- Given task:
An exact copy of all the data is required, with pictures left out.

- Figure record listings:
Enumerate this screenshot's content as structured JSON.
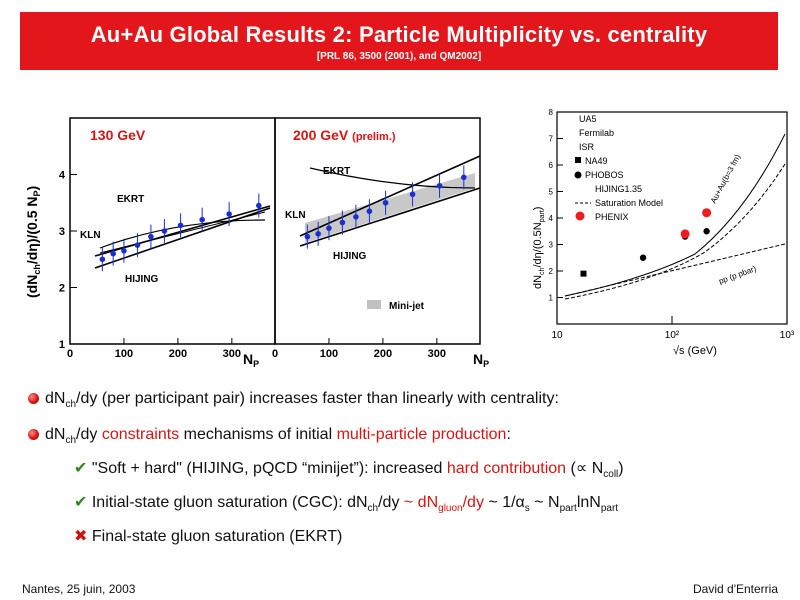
{
  "title": "Au+Au Global Results 2: Particle Multiplicity vs. centrality",
  "subtitle": "[PRL 86, 3500 (2001), and QM2002]",
  "left_figure": {
    "ylabel": "(dN_ch/dη)/(0.5 N_p)",
    "panels": [
      {
        "label": "130 GeV",
        "label_note": ""
      },
      {
        "label": "200 GeV",
        "label_note": "(prelim.)"
      }
    ],
    "xlabel": "N_P",
    "x_ticks": [
      "0",
      "100",
      "200",
      "300"
    ],
    "y_ticks": [
      "1",
      "2",
      "3",
      "4"
    ],
    "curve_labels": {
      "ekrt": "EKRT",
      "kln": "KLN",
      "hijing": "HIJING",
      "minijet": "Mini-jet"
    }
  },
  "right_figure": {
    "ylabel": "dN_ch/dη/(0.5N_part)",
    "xlabel": "√s (GeV)",
    "x_ticks": [
      "10",
      "10²",
      "10³"
    ],
    "y_ticks": [
      "1",
      "2",
      "3",
      "4",
      "5",
      "6",
      "7",
      "8"
    ],
    "legend": [
      "UA5",
      "Fermilab",
      "ISR",
      "NA49",
      "PHOBOS",
      "HIJING1.35",
      "Saturation Model",
      "PHENIX"
    ],
    "curve_labels": {
      "auau": "Au+Au(b=3 fm)",
      "pp": "pp (p pbar)"
    }
  },
  "chart_data": [
    {
      "type": "scatter",
      "title": "130 GeV",
      "xlabel": "N_P",
      "ylabel": "(dN_ch/dη)/(0.5 N_p)",
      "xlim": [
        0,
        380
      ],
      "ylim": [
        1,
        5
      ],
      "series": [
        {
          "name": "",
          "x": [
            60,
            80,
            100,
            125,
            150,
            175,
            205,
            245,
            295,
            350
          ],
          "y": [
            2.5,
            2.6,
            2.65,
            2.75,
            2.9,
            3.0,
            3.1,
            3.2,
            3.3,
            3.45
          ]
        }
      ]
    },
    {
      "type": "scatter",
      "title": "200 GeV (prelim.)",
      "xlabel": "N_P",
      "ylabel": "(dN_ch/dη)/(0.5 N_p)",
      "xlim": [
        0,
        380
      ],
      "ylim": [
        1,
        5
      ],
      "series": [
        {
          "name": "",
          "x": [
            60,
            80,
            100,
            125,
            150,
            175,
            205,
            255,
            305,
            350
          ],
          "y": [
            2.9,
            2.95,
            3.05,
            3.15,
            3.25,
            3.35,
            3.5,
            3.65,
            3.8,
            3.95
          ]
        }
      ]
    },
    {
      "type": "scatter",
      "xlabel": "√s (GeV)",
      "ylabel": "dN_ch/dη/(0.5N_part)",
      "xscale": "log",
      "xlim": [
        10,
        1000
      ],
      "ylim": [
        0,
        8
      ],
      "series": [
        {
          "name": "NA49",
          "x": [
            17
          ],
          "y": [
            1.9
          ]
        },
        {
          "name": "PHOBOS",
          "x": [
            56,
            130,
            200
          ],
          "y": [
            2.5,
            3.3,
            3.5
          ]
        },
        {
          "name": "PHENIX",
          "x": [
            130,
            200
          ],
          "y": [
            3.4,
            4.2
          ]
        }
      ]
    }
  ],
  "bullets": [
    {
      "pre": "dN",
      "sub": "ch",
      "text": "/dy (per participant pair) increases faster than linearly with centrality:"
    },
    {
      "pre": "dN",
      "sub": "ch",
      "text1": "/dy ",
      "red1": "constraints",
      "text2": " mechanisms of initial ",
      "red2": "multi-particle production",
      "text3": ":"
    }
  ],
  "subbullets": [
    {
      "text": "\"Soft + hard\" (HIJING, pQCD “minijet”): increased ",
      "red": "hard contribution",
      "tail": " (∝ N",
      "sub": "coll",
      "end": ")"
    },
    {
      "p1": "Initial-state gluon saturation (CGC): dN",
      "s1": "ch",
      "p2": "/dy ",
      "r1": "~ dN",
      "s2": "gluon",
      "r2": "/dy",
      "p3": " ~ 1/α",
      "s3": "s",
      "p4": " ~ N",
      "s4": "part",
      "p5": "lnN",
      "s5": "part"
    },
    {
      "text": "Final-state gluon saturation (EKRT)"
    }
  ],
  "footer": {
    "left": "Nantes, 25 juin, 2003",
    "right": "David d'Enterria"
  }
}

- Reply:
Enumerate this screenshot's content as structured JSON.
{
  "title": "Au+Au Global Results 2: Particle Multiplicity vs. centrality",
  "subtitle": "[PRL 86, 3500 (2001), and QM2002]",
  "left_figure": {
    "ylabel": "(dN_ch/dη)/(0.5 N_p)",
    "panels": [
      {
        "label": "130 GeV",
        "label_note": ""
      },
      {
        "label": "200 GeV",
        "label_note": "(prelim.)"
      }
    ],
    "xlabel": "N_P",
    "x_ticks": [
      "0",
      "100",
      "200",
      "300"
    ],
    "y_ticks": [
      "1",
      "2",
      "3",
      "4"
    ],
    "curve_labels": {
      "ekrt": "EKRT",
      "kln": "KLN",
      "hijing": "HIJING",
      "minijet": "Mini-jet"
    }
  },
  "right_figure": {
    "ylabel": "dN_ch/dη/(0.5N_part)",
    "xlabel": "√s (GeV)",
    "x_ticks": [
      "10",
      "10²",
      "10³"
    ],
    "y_ticks": [
      "1",
      "2",
      "3",
      "4",
      "5",
      "6",
      "7",
      "8"
    ],
    "legend": [
      "UA5",
      "Fermilab",
      "ISR",
      "NA49",
      "PHOBOS",
      "HIJING1.35",
      "Saturation Model",
      "PHENIX"
    ],
    "curve_labels": {
      "auau": "Au+Au(b=3 fm)",
      "pp": "pp (p pbar)"
    }
  },
  "chart_data": [
    {
      "type": "scatter",
      "title": "130 GeV",
      "xlabel": "N_P",
      "ylabel": "(dN_ch/dη)/(0.5 N_p)",
      "xlim": [
        0,
        380
      ],
      "ylim": [
        1,
        5
      ],
      "series": [
        {
          "name": "",
          "x": [
            60,
            80,
            100,
            125,
            150,
            175,
            205,
            245,
            295,
            350
          ],
          "y": [
            2.5,
            2.6,
            2.65,
            2.75,
            2.9,
            3.0,
            3.1,
            3.2,
            3.3,
            3.45
          ]
        }
      ]
    },
    {
      "type": "scatter",
      "title": "200 GeV (prelim.)",
      "xlabel": "N_P",
      "ylabel": "(dN_ch/dη)/(0.5 N_p)",
      "xlim": [
        0,
        380
      ],
      "ylim": [
        1,
        5
      ],
      "series": [
        {
          "name": "",
          "x": [
            60,
            80,
            100,
            125,
            150,
            175,
            205,
            255,
            305,
            350
          ],
          "y": [
            2.9,
            2.95,
            3.05,
            3.15,
            3.25,
            3.35,
            3.5,
            3.65,
            3.8,
            3.95
          ]
        }
      ]
    },
    {
      "type": "scatter",
      "xlabel": "√s (GeV)",
      "ylabel": "dN_ch/dη/(0.5N_part)",
      "xscale": "log",
      "xlim": [
        10,
        1000
      ],
      "ylim": [
        0,
        8
      ],
      "series": [
        {
          "name": "NA49",
          "x": [
            17
          ],
          "y": [
            1.9
          ]
        },
        {
          "name": "PHOBOS",
          "x": [
            56,
            130,
            200
          ],
          "y": [
            2.5,
            3.3,
            3.5
          ]
        },
        {
          "name": "PHENIX",
          "x": [
            130,
            200
          ],
          "y": [
            3.4,
            4.2
          ]
        }
      ]
    }
  ],
  "bullets": [
    {
      "pre": "dN",
      "sub": "ch",
      "text": "/dy (per participant pair) increases faster than linearly with centrality:"
    },
    {
      "pre": "dN",
      "sub": "ch",
      "text1": "/dy ",
      "red1": "constraints",
      "text2": " mechanisms of initial ",
      "red2": "multi-particle production",
      "text3": ":"
    }
  ],
  "subbullets": [
    {
      "text": "\"Soft + hard\" (HIJING, pQCD “minijet”): increased ",
      "red": "hard contribution",
      "tail": " (∝ N",
      "sub": "coll",
      "end": ")"
    },
    {
      "p1": "Initial-state gluon saturation (CGC): dN",
      "s1": "ch",
      "p2": "/dy ",
      "r1": "~ dN",
      "s2": "gluon",
      "r2": "/dy",
      "p3": " ~ 1/α",
      "s3": "s",
      "p4": " ~ N",
      "s4": "part",
      "p5": "lnN",
      "s5": "part"
    },
    {
      "text": "Final-state gluon saturation (EKRT)"
    }
  ],
  "footer": {
    "left": "Nantes, 25 juin, 2003",
    "right": "David d'Enterria"
  }
}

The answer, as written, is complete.